* [WHAT YOU WILL DO] Your task is to write out exactly the lines from the line containing "Extract the structured" through the end of the records, inclusive at both ends.

Extracted data entries
----------------------------------------

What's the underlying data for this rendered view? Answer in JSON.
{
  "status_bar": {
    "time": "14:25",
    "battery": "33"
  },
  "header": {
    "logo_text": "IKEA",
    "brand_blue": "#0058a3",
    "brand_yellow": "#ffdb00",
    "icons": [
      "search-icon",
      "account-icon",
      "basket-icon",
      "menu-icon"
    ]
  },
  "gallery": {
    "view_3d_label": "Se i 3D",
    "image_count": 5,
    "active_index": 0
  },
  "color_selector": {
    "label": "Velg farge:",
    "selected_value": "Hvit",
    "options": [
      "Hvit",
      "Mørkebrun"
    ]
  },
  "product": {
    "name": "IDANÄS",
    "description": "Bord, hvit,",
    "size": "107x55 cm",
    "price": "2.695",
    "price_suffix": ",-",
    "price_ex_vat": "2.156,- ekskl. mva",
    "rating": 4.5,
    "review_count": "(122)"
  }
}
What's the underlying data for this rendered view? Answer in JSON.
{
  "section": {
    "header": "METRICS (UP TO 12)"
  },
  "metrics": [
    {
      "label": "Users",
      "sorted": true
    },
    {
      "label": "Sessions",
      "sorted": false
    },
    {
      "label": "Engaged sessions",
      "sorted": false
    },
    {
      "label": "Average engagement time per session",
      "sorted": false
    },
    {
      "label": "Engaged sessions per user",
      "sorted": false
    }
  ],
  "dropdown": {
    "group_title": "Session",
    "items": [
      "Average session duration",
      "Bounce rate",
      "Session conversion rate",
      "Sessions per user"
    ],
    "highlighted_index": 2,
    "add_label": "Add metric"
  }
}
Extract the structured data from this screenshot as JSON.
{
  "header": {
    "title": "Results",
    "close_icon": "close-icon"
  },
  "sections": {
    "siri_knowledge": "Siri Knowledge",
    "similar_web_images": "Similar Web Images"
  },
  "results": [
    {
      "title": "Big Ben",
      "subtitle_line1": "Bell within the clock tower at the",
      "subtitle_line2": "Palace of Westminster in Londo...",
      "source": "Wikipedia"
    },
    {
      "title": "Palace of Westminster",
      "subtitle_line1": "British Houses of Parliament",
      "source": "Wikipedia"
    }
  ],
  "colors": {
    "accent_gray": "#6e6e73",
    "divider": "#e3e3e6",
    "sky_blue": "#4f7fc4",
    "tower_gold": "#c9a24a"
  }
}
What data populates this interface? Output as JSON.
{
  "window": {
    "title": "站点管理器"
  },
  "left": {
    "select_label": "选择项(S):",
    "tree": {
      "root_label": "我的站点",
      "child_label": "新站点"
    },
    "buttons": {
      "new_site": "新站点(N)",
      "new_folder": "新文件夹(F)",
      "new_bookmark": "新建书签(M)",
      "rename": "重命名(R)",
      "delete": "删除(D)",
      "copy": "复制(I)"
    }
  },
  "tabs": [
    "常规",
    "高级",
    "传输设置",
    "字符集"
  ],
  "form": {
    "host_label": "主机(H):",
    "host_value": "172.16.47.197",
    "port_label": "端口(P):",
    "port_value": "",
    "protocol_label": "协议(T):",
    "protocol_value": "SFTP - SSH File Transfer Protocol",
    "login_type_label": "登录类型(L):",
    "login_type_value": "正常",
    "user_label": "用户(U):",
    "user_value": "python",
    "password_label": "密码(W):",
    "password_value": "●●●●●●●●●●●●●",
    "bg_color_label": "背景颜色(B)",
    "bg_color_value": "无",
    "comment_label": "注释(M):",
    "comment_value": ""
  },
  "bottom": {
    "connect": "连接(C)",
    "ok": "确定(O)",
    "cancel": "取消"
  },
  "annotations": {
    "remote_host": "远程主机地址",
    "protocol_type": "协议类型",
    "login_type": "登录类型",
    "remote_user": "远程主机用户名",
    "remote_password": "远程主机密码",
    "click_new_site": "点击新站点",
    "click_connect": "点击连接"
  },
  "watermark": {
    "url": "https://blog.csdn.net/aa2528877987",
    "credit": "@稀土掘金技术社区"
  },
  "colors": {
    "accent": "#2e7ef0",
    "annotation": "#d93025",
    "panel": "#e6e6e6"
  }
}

----------------------------------------

* [FULL ANSWER]
Extract the structured data from this screenshot as JSON.
{
  "header": {
    "title": "Results",
    "close_icon": "close-icon"
  },
  "sections": {
    "siri_knowledge": "Siri Knowledge",
    "similar_web_images": "Similar Web Images"
  },
  "results": [
    {
      "title": "Big Ben",
      "subtitle_line1": "Bell within the clock tower at the",
      "subtitle_line2": "Palace of Westminster in Londo...",
      "source": "Wikipedia"
    },
    {
      "title": "Palace of Westminster",
      "subtitle_line1": "British Houses of Parliament",
      "source": "Wikipedia"
    }
  ],
  "colors": {
    "accent_gray": "#6e6e73",
    "divider": "#e3e3e6",
    "sky_blue": "#4f7fc4",
    "tower_gold": "#c9a24a"
  }
}
What data populates this interface? Output as JSON.
{
  "window": {
    "title": "站点管理器"
  },
  "left": {
    "select_label": "选择项(S):",
    "tree": {
      "root_label": "我的站点",
      "child_label": "新站点"
    },
    "buttons": {
      "new_site": "新站点(N)",
      "new_folder": "新文件夹(F)",
      "new_bookmark": "新建书签(M)",
      "rename": "重命名(R)",
      "delete": "删除(D)",
      "copy": "复制(I)"
    }
  },
  "tabs": [
    "常规",
    "高级",
    "传输设置",
    "字符集"
  ],
  "form": {
    "host_label": "主机(H):",
    "host_value": "172.16.47.197",
    "port_label": "端口(P):",
    "port_value": "",
    "protocol_label": "协议(T):",
    "protocol_value": "SFTP - SSH File Transfer Protocol",
    "login_type_label": "登录类型(L):",
    "login_type_value": "正常",
    "user_label": "用户(U):",
    "user_value": "python",
    "password_label": "密码(W):",
    "password_value": "●●●●●●●●●●●●●",
    "bg_color_label": "背景颜色(B)",
    "bg_color_value": "无",
    "comment_label": "注释(M):",
    "comment_value": ""
  },
  "bottom": {
    "connect": "连接(C)",
    "ok": "确定(O)",
    "cancel": "取消"
  },
  "annotations": {
    "remote_host": "远程主机地址",
    "protocol_type": "协议类型",
    "login_type": "登录类型",
    "remote_user": "远程主机用户名",
    "remote_password": "远程主机密码",
    "click_new_site": "点击新站点",
    "click_connect": "点击连接"
  },
  "watermark": {
    "url": "https://blog.csdn.net/aa2528877987",
    "credit": "@稀土掘金技术社区"
  },
  "colors": {
    "accent": "#2e7ef0",
    "annotation": "#d93025",
    "panel": "#e6e6e6"
  }
}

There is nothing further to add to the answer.